# [WORK TO COMPLETE]
Print the listing below exactly.

# [DATASET]
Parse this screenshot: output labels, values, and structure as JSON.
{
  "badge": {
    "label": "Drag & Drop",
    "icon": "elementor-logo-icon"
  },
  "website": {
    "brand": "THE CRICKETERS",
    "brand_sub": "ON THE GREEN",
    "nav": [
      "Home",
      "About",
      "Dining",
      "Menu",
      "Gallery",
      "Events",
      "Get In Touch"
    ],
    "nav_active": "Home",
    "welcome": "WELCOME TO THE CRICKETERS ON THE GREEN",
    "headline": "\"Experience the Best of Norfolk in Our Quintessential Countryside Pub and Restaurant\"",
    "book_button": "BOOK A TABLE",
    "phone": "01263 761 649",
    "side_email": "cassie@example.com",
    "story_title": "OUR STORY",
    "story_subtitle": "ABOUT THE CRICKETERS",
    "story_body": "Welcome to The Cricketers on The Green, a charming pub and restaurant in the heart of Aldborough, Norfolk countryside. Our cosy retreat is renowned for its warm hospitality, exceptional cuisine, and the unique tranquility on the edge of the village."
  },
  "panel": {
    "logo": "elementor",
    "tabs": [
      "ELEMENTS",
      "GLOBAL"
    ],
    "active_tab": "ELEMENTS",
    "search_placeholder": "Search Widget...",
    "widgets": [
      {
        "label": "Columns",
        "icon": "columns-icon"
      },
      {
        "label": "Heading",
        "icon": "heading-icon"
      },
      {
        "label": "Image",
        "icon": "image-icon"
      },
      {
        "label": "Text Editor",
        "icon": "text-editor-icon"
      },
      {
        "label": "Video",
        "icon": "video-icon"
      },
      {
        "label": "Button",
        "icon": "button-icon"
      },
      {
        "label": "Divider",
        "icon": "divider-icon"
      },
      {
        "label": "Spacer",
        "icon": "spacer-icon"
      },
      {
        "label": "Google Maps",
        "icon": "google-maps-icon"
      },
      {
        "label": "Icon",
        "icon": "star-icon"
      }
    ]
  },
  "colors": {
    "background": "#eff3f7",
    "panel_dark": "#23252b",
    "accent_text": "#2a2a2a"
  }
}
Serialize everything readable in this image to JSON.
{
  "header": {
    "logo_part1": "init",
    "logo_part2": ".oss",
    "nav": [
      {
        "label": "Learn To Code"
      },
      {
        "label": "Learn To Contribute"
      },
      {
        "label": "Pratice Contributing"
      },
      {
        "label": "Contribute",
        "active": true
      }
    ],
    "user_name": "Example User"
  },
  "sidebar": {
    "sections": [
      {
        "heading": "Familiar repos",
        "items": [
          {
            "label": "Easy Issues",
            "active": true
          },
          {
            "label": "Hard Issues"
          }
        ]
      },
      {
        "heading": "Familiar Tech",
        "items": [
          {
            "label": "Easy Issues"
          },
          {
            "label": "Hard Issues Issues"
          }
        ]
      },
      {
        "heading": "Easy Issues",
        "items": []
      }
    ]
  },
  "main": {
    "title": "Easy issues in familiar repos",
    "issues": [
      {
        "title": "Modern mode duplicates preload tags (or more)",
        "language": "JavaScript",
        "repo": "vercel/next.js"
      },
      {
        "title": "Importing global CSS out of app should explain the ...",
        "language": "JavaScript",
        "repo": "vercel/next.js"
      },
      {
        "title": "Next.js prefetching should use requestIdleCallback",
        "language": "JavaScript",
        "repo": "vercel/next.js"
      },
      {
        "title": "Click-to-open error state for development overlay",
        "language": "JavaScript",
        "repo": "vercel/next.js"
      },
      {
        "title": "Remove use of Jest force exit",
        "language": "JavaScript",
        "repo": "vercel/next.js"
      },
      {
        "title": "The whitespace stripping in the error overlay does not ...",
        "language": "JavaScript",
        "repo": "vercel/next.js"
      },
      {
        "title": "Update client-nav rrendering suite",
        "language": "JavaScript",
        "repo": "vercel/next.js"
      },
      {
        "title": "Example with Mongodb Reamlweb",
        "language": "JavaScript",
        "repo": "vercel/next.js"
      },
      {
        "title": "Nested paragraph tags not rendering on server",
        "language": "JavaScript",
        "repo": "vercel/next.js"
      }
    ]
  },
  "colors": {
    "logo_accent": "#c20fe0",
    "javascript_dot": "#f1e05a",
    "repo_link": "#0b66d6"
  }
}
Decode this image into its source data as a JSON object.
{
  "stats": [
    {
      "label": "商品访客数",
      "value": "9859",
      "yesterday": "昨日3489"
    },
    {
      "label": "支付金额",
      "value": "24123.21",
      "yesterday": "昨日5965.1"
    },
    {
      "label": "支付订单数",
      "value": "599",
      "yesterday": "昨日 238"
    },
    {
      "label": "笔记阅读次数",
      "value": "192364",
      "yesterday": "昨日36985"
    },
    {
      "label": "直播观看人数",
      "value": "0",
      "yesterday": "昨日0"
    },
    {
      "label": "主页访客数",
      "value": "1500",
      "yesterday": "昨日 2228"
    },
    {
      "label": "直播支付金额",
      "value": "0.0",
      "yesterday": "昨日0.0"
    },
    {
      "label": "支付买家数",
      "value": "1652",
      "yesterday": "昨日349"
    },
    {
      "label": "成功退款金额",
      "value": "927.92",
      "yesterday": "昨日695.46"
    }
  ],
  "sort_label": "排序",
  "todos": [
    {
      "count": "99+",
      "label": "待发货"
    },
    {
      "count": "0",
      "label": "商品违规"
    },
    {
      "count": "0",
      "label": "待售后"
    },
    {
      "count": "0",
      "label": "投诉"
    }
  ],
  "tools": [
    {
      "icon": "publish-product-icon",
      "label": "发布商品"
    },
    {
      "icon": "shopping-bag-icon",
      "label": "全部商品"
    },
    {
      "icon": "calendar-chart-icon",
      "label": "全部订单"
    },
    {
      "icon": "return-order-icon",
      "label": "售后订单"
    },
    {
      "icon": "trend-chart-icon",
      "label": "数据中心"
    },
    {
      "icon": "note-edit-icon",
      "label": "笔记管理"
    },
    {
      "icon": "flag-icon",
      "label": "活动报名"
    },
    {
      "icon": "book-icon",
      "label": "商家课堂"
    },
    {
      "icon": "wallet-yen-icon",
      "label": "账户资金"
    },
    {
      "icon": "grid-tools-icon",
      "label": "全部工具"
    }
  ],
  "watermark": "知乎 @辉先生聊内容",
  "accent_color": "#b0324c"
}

# [ANSWER TO THE EXERCISE]
Parse this screenshot: output labels, values, and structure as JSON.
{
  "badge": {
    "label": "Drag & Drop",
    "icon": "elementor-logo-icon"
  },
  "website": {
    "brand": "THE CRICKETERS",
    "brand_sub": "ON THE GREEN",
    "nav": [
      "Home",
      "About",
      "Dining",
      "Menu",
      "Gallery",
      "Events",
      "Get In Touch"
    ],
    "nav_active": "Home",
    "welcome": "WELCOME TO THE CRICKETERS ON THE GREEN",
    "headline": "\"Experience the Best of Norfolk in Our Quintessential Countryside Pub and Restaurant\"",
    "book_button": "BOOK A TABLE",
    "phone": "01263 761 649",
    "side_email": "cassie@example.com",
    "story_title": "OUR STORY",
    "story_subtitle": "ABOUT THE CRICKETERS",
    "story_body": "Welcome to The Cricketers on The Green, a charming pub and restaurant in the heart of Aldborough, Norfolk countryside. Our cosy retreat is renowned for its warm hospitality, exceptional cuisine, and the unique tranquility on the edge of the village."
  },
  "panel": {
    "logo": "elementor",
    "tabs": [
      "ELEMENTS",
      "GLOBAL"
    ],
    "active_tab": "ELEMENTS",
    "search_placeholder": "Search Widget...",
    "widgets": [
      {
        "label": "Columns",
        "icon": "columns-icon"
      },
      {
        "label": "Heading",
        "icon": "heading-icon"
      },
      {
        "label": "Image",
        "icon": "image-icon"
      },
      {
        "label": "Text Editor",
        "icon": "text-editor-icon"
      },
      {
        "label": "Video",
        "icon": "video-icon"
      },
      {
        "label": "Button",
        "icon": "button-icon"
      },
      {
        "label": "Divider",
        "icon": "divider-icon"
      },
      {
        "label": "Spacer",
        "icon": "spacer-icon"
      },
      {
        "label": "Google Maps",
        "icon": "google-maps-icon"
      },
      {
        "label": "Icon",
        "icon": "star-icon"
      }
    ]
  },
  "colors": {
    "background": "#eff3f7",
    "panel_dark": "#23252b",
    "accent_text": "#2a2a2a"
  }
}
Serialize everything readable in this image to JSON.
{
  "header": {
    "logo_part1": "init",
    "logo_part2": ".oss",
    "nav": [
      {
        "label": "Learn To Code"
      },
      {
        "label": "Learn To Contribute"
      },
      {
        "label": "Pratice Contributing"
      },
      {
        "label": "Contribute",
        "active": true
      }
    ],
    "user_name": "Example User"
  },
  "sidebar": {
    "sections": [
      {
        "heading": "Familiar repos",
        "items": [
          {
            "label": "Easy Issues",
            "active": true
          },
          {
            "label": "Hard Issues"
          }
        ]
      },
      {
        "heading": "Familiar Tech",
        "items": [
          {
            "label": "Easy Issues"
          },
          {
            "label": "Hard Issues Issues"
          }
        ]
      },
      {
        "heading": "Easy Issues",
        "items": []
      }
    ]
  },
  "main": {
    "title": "Easy issues in familiar repos",
    "issues": [
      {
        "title": "Modern mode duplicates preload tags (or more)",
        "language": "JavaScript",
        "repo": "vercel/next.js"
      },
      {
        "title": "Importing global CSS out of app should explain the ...",
        "language": "JavaScript",
        "repo": "vercel/next.js"
      },
      {
        "title": "Next.js prefetching should use requestIdleCallback",
        "language": "JavaScript",
        "repo": "vercel/next.js"
      },
      {
        "title": "Click-to-open error state for development overlay",
        "language": "JavaScript",
        "repo": "vercel/next.js"
      },
      {
        "title": "Remove use of Jest force exit",
        "language": "JavaScript",
        "repo": "vercel/next.js"
      },
      {
        "title": "The whitespace stripping in the error overlay does not ...",
        "language": "JavaScript",
        "repo": "vercel/next.js"
      },
      {
        "title": "Update client-nav rrendering suite",
        "language": "JavaScript",
        "repo": "vercel/next.js"
      },
      {
        "title": "Example with Mongodb Reamlweb",
        "language": "JavaScript",
        "repo": "vercel/next.js"
      },
      {
        "title": "Nested paragraph tags not rendering on server",
        "language": "JavaScript",
        "repo": "vercel/next.js"
      }
    ]
  },
  "colors": {
    "logo_accent": "#c20fe0",
    "javascript_dot": "#f1e05a",
    "repo_link": "#0b66d6"
  }
}
Decode this image into its source data as a JSON object.
{
  "stats": [
    {
      "label": "商品访客数",
      "value": "9859",
      "yesterday": "昨日3489"
    },
    {
      "label": "支付金额",
      "value": "24123.21",
      "yesterday": "昨日5965.1"
    },
    {
      "label": "支付订单数",
      "value": "599",
      "yesterday": "昨日 238"
    },
    {
      "label": "笔记阅读次数",
      "value": "192364",
      "yesterday": "昨日36985"
    },
    {
      "label": "直播观看人数",
      "value": "0",
      "yesterday": "昨日0"
    },
    {
      "label": "主页访客数",
      "value": "1500",
      "yesterday": "昨日 2228"
    },
    {
      "label": "直播支付金额",
      "value": "0.0",
      "yesterday": "昨日0.0"
    },
    {
      "label": "支付买家数",
      "value": "1652",
      "yesterday": "昨日349"
    },
    {
      "label": "成功退款金额",
      "value": "927.92",
      "yesterday": "昨日695.46"
    }
  ],
  "sort_label": "排序",
  "todos": [
    {
      "count": "99+",
      "label": "待发货"
    },
    {
      "count": "0",
      "label": "商品违规"
    },
    {
      "count": "0",
      "label": "待售后"
    },
    {
      "count": "0",
      "label": "投诉"
    }
  ],
  "tools": [
    {
      "icon": "publish-product-icon",
      "label": "发布商品"
    },
    {
      "icon": "shopping-bag-icon",
      "label": "全部商品"
    },
    {
      "icon": "calendar-chart-icon",
      "label": "全部订单"
    },
    {
      "icon": "return-order-icon",
      "label": "售后订单"
    },
    {
      "icon": "trend-chart-icon",
      "label": "数据中心"
    },
    {
      "icon": "note-edit-icon",
      "label": "笔记管理"
    },
    {
      "icon": "flag-icon",
      "label": "活动报名"
    },
    {
      "icon": "book-icon",
      "label": "商家课堂"
    },
    {
      "icon": "wallet-yen-icon",
      "label": "账户资金"
    },
    {
      "icon": "grid-tools-icon",
      "label": "全部工具"
    }
  ],
  "watermark": "知乎 @辉先生聊内容",
  "accent_color": "#b0324c"
}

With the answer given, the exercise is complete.